Exercise goal =
Count lines holding the word "this". Only the number is wanted.

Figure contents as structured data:
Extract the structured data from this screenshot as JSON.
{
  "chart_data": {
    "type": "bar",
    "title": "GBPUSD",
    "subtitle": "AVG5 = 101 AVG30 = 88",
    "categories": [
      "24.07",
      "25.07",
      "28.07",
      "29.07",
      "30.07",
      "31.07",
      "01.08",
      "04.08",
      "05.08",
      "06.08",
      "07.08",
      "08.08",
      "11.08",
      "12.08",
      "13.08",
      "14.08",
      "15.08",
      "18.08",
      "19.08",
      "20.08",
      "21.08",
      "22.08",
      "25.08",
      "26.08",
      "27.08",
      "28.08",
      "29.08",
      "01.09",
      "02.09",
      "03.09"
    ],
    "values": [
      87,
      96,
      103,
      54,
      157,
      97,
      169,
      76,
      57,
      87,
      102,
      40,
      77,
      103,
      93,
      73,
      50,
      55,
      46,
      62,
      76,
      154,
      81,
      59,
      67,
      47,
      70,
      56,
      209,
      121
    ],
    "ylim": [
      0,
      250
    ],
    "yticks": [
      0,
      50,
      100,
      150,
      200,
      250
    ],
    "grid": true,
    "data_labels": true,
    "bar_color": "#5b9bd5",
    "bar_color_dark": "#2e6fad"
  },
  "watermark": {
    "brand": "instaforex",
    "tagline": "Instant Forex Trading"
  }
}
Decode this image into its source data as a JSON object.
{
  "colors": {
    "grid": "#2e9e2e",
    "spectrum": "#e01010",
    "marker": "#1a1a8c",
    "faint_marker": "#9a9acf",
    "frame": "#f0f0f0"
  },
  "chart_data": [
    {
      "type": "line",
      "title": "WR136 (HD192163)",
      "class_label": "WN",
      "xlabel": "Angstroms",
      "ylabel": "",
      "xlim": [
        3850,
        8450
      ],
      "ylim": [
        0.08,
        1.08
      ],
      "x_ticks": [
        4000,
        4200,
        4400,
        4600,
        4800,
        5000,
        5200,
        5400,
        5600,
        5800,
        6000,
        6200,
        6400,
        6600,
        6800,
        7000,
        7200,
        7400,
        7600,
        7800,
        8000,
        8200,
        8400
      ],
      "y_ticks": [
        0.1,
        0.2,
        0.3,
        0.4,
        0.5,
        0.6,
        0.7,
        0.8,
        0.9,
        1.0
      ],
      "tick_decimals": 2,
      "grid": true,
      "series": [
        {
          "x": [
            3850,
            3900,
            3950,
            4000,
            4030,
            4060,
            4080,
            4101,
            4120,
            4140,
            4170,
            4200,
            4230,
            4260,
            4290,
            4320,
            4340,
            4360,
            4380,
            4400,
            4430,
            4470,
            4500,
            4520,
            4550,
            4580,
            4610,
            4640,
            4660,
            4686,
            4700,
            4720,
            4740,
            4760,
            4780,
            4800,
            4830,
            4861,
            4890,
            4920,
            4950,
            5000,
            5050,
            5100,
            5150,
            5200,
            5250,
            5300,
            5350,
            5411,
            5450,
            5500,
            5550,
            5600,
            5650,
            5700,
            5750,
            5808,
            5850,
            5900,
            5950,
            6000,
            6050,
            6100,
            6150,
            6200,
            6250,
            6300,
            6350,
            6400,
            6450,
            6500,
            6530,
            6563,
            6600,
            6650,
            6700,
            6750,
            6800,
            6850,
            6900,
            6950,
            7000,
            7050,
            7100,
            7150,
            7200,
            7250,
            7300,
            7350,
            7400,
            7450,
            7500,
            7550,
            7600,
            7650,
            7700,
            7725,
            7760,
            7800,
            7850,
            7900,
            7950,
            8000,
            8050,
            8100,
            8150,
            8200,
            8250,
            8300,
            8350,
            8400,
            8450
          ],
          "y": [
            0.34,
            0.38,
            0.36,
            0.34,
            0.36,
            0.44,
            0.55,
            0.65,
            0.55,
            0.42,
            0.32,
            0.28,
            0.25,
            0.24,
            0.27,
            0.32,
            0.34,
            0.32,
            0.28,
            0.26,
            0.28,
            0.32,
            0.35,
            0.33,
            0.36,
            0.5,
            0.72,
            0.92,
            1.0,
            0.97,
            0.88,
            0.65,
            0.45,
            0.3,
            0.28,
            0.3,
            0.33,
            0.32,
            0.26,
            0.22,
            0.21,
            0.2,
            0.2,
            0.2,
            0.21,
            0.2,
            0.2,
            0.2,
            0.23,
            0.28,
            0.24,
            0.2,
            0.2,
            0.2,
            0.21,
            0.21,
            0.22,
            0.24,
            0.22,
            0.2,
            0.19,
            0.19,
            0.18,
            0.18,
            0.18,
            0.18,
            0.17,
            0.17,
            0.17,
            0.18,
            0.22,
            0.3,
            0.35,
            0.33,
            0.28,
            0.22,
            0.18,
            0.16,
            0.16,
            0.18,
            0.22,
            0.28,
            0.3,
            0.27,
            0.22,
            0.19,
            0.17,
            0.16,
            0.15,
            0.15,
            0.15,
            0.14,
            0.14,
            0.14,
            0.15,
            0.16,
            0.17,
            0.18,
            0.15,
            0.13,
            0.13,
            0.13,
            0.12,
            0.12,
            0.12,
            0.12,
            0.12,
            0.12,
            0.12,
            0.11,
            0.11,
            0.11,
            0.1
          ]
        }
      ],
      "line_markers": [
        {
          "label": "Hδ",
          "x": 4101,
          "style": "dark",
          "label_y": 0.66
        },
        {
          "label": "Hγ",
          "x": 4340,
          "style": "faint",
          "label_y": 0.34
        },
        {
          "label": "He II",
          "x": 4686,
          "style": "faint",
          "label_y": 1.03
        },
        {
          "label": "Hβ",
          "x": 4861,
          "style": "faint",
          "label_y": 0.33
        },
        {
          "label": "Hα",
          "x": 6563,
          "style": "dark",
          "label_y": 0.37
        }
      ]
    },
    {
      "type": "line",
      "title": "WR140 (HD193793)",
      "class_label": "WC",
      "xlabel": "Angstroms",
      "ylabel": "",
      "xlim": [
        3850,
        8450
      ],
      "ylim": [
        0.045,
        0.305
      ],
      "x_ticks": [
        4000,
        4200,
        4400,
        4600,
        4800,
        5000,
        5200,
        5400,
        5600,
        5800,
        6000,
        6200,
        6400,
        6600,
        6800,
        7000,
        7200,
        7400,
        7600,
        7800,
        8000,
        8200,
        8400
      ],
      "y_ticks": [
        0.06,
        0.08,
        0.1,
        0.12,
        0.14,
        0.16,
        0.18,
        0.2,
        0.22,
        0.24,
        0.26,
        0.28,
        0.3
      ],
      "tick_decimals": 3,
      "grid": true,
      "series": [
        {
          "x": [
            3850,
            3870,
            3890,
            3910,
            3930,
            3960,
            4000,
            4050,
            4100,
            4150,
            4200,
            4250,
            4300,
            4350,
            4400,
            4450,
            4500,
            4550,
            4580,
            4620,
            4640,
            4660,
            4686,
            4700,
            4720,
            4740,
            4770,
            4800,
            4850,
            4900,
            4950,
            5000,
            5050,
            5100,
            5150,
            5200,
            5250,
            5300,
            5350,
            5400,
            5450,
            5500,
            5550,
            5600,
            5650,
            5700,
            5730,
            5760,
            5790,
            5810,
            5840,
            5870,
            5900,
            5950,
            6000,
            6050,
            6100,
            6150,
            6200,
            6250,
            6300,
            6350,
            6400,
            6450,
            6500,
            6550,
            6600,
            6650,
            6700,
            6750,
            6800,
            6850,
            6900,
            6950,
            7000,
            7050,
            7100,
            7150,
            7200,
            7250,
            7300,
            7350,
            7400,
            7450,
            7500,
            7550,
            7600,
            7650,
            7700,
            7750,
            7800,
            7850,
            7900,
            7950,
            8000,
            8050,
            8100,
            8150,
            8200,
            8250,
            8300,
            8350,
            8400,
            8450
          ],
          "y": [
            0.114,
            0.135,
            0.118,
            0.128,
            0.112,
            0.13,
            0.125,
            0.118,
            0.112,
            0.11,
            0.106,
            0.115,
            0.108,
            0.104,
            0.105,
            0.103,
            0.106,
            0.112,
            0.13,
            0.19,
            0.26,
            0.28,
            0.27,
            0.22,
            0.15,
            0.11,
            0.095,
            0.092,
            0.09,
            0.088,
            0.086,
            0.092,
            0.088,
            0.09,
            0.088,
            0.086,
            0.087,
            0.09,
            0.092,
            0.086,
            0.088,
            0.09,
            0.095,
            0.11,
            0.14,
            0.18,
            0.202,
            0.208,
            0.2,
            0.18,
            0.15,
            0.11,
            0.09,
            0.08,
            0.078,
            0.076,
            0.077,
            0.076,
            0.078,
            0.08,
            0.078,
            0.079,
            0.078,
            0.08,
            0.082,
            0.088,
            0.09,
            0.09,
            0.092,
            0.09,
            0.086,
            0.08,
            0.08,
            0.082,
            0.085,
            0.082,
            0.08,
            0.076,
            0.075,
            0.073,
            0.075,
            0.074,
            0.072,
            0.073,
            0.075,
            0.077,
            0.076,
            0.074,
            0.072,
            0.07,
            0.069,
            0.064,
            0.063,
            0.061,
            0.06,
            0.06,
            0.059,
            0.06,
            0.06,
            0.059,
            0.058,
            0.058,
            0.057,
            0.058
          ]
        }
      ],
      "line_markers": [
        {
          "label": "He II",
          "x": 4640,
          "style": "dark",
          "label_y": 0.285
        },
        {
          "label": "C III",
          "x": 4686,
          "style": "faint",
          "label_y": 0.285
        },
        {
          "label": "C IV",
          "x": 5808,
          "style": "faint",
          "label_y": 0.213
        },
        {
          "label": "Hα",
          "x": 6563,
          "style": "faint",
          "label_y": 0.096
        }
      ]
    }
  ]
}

Reply =
2